Retype each entry below, keeping every character the same.

─── Data in this exercise ───

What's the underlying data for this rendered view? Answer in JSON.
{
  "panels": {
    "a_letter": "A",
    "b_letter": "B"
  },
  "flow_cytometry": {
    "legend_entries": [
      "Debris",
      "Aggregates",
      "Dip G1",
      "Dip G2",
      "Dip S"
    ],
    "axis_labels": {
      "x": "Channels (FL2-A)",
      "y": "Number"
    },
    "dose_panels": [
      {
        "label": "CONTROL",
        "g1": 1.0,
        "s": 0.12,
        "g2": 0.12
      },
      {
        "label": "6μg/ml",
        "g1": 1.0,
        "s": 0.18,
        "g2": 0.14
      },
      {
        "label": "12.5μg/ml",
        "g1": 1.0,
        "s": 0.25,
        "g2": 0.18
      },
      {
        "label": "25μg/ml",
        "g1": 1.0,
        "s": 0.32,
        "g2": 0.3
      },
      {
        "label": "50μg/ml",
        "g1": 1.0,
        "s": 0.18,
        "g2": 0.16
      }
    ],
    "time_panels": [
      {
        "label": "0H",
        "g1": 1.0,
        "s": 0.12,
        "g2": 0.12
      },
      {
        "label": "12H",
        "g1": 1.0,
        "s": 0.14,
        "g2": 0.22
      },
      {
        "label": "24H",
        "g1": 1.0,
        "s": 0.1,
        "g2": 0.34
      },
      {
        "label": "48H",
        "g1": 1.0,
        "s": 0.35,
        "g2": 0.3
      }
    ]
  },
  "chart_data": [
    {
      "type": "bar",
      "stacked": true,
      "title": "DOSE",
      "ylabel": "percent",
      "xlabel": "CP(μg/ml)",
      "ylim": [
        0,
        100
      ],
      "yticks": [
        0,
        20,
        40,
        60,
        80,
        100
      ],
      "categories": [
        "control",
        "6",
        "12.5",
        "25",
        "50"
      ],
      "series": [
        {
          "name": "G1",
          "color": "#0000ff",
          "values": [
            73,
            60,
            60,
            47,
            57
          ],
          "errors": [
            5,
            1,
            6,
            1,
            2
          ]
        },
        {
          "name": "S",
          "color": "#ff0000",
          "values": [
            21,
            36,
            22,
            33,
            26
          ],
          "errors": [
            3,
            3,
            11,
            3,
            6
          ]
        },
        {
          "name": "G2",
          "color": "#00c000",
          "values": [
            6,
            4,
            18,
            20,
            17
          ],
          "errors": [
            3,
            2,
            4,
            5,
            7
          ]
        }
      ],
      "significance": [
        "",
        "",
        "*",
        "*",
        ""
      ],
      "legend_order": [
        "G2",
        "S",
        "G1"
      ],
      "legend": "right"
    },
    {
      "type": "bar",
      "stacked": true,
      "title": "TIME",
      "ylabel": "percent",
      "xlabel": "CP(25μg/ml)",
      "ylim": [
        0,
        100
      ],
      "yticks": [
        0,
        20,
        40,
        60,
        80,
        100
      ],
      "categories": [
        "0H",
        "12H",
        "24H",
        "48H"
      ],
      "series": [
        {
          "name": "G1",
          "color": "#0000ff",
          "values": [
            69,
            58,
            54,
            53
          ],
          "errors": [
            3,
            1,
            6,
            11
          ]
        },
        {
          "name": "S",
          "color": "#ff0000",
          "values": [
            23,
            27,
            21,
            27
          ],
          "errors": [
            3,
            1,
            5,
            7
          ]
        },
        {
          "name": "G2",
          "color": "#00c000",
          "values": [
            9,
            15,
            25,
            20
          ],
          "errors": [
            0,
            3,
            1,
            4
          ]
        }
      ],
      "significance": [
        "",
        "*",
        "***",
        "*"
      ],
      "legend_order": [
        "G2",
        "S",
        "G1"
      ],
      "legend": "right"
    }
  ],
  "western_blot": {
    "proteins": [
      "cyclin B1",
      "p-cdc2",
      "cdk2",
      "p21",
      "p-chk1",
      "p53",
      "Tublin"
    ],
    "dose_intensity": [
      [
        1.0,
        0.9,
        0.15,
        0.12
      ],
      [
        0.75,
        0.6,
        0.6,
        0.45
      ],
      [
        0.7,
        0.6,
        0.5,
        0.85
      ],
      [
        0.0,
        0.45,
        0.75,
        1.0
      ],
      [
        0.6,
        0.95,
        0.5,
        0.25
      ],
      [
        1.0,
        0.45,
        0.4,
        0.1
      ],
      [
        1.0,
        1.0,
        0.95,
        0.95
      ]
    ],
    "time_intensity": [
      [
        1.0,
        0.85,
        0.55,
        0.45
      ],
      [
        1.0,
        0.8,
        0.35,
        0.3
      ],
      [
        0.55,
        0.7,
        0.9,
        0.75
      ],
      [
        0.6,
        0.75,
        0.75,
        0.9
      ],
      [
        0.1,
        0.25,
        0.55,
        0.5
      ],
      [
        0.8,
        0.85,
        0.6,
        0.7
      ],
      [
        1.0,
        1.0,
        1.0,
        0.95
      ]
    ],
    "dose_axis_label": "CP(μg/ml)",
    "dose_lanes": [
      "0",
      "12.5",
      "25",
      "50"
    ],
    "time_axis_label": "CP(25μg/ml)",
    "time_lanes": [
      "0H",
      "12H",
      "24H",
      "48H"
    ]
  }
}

───

§ Response area:
What's the underlying data for this rendered view? Answer in JSON.
{
  "panels": {
    "a_letter": "A",
    "b_letter": "B"
  },
  "flow_cytometry": {
    "legend_entries": [
      "Debris",
      "Aggregates",
      "Dip G1",
      "Dip G2",
      "Dip S"
    ],
    "axis_labels": {
      "x": "Channels (FL2-A)",
      "y": "Number"
    },
    "dose_panels": [
      {
        "label": "CONTROL",
        "g1": 1.0,
        "s": 0.12,
        "g2": 0.12
      },
      {
        "label": "6μg/ml",
        "g1": 1.0,
        "s": 0.18,
        "g2": 0.14
      },
      {
        "label": "12.5μg/ml",
        "g1": 1.0,
        "s": 0.25,
        "g2": 0.18
      },
      {
        "label": "25μg/ml",
        "g1": 1.0,
        "s": 0.32,
        "g2": 0.3
      },
      {
        "label": "50μg/ml",
        "g1": 1.0,
        "s": 0.18,
        "g2": 0.16
      }
    ],
    "time_panels": [
      {
        "label": "0H",
        "g1": 1.0,
        "s": 0.12,
        "g2": 0.12
      },
      {
        "label": "12H",
        "g1": 1.0,
        "s": 0.14,
        "g2": 0.22
      },
      {
        "label": "24H",
        "g1": 1.0,
        "s": 0.1,
        "g2": 0.34
      },
      {
        "label": "48H",
        "g1": 1.0,
        "s": 0.35,
        "g2": 0.3
      }
    ]
  },
  "chart_data": [
    {
      "type": "bar",
      "stacked": true,
      "title": "DOSE",
      "ylabel": "percent",
      "xlabel": "CP(μg/ml)",
      "ylim": [
        0,
        100
      ],
      "yticks": [
        0,
        20,
        40,
        60,
        80,
        100
      ],
      "categories": [
        "control",
        "6",
        "12.5",
        "25",
        "50"
      ],
      "series": [
        {
          "name": "G1",
          "color": "#0000ff",
          "values": [
            73,
            60,
            60,
            47,
            57
          ],
          "errors": [
            5,
            1,
            6,
            1,
            2
          ]
        },
        {
          "name": "S",
          "color": "#ff0000",
          "values": [
            21,
            36,
            22,
            33,
            26
          ],
          "errors": [
            3,
            3,
            11,
            3,
            6
          ]
        },
        {
          "name": "G2",
          "color": "#00c000",
          "values": [
            6,
            4,
            18,
            20,
            17
          ],
          "errors": [
            3,
            2,
            4,
            5,
            7
          ]
        }
      ],
      "significance": [
        "",
        "",
        "*",
        "*",
        ""
      ],
      "legend_order": [
        "G2",
        "S",
        "G1"
      ],
      "legend": "right"
    },
    {
      "type": "bar",
      "stacked": true,
      "title": "TIME",
      "ylabel": "percent",
      "xlabel": "CP(25μg/ml)",
      "ylim": [
        0,
        100
      ],
      "yticks": [
        0,
        20,
        40,
        60,
        80,
        100
      ],
      "categories": [
        "0H",
        "12H",
        "24H",
        "48H"
      ],
      "series": [
        {
          "name": "G1",
          "color": "#0000ff",
          "values": [
            69,
            58,
            54,
            53
          ],
          "errors": [
            3,
            1,
            6,
            11
          ]
        },
        {
          "name": "S",
          "color": "#ff0000",
          "values": [
            23,
            27,
            21,
            27
          ],
          "errors": [
            3,
            1,
            5,
            7
          ]
        },
        {
          "name": "G2",
          "color": "#00c000",
          "values": [
            9,
            15,
            25,
            20
          ],
          "errors": [
            0,
            3,
            1,
            4
          ]
        }
      ],
      "significance": [
        "",
        "*",
        "***",
        "*"
      ],
      "legend_order": [
        "G2",
        "S",
        "G1"
      ],
      "legend": "right"
    }
  ],
  "western_blot": {
    "proteins": [
      "cyclin B1",
      "p-cdc2",
      "cdk2",
      "p21",
      "p-chk1",
      "p53",
      "Tublin"
    ],
    "dose_intensity": [
      [
        1.0,
        0.9,
        0.15,
        0.12
      ],
      [
        0.75,
        0.6,
        0.6,
        0.45
      ],
      [
        0.7,
        0.6,
        0.5,
        0.85
      ],
      [
        0.0,
        0.45,
        0.75,
        1.0
      ],
      [
        0.6,
        0.95,
        0.5,
        0.25
      ],
      [
        1.0,
        0.45,
        0.4,
        0.1
      ],
      [
        1.0,
        1.0,
        0.95,
        0.95
      ]
    ],
    "time_intensity": [
      [
        1.0,
        0.85,
        0.55,
        0.45
      ],
      [
        1.0,
        0.8,
        0.35,
        0.3
      ],
      [
        0.55,
        0.7,
        0.9,
        0.75
      ],
      [
        0.6,
        0.75,
        0.75,
        0.9
      ],
      [
        0.1,
        0.25,
        0.55,
        0.5
      ],
      [
        0.8,
        0.85,
        0.6,
        0.7
      ],
      [
        1.0,
        1.0,
        1.0,
        0.95
      ]
    ],
    "dose_axis_label": "CP(μg/ml)",
    "dose_lanes": [
      "0",
      "12.5",
      "25",
      "50"
    ],
    "time_axis_label": "CP(25μg/ml)",
    "time_lanes": [
      "0H",
      "12H",
      "24H",
      "48H"
    ]
  }
}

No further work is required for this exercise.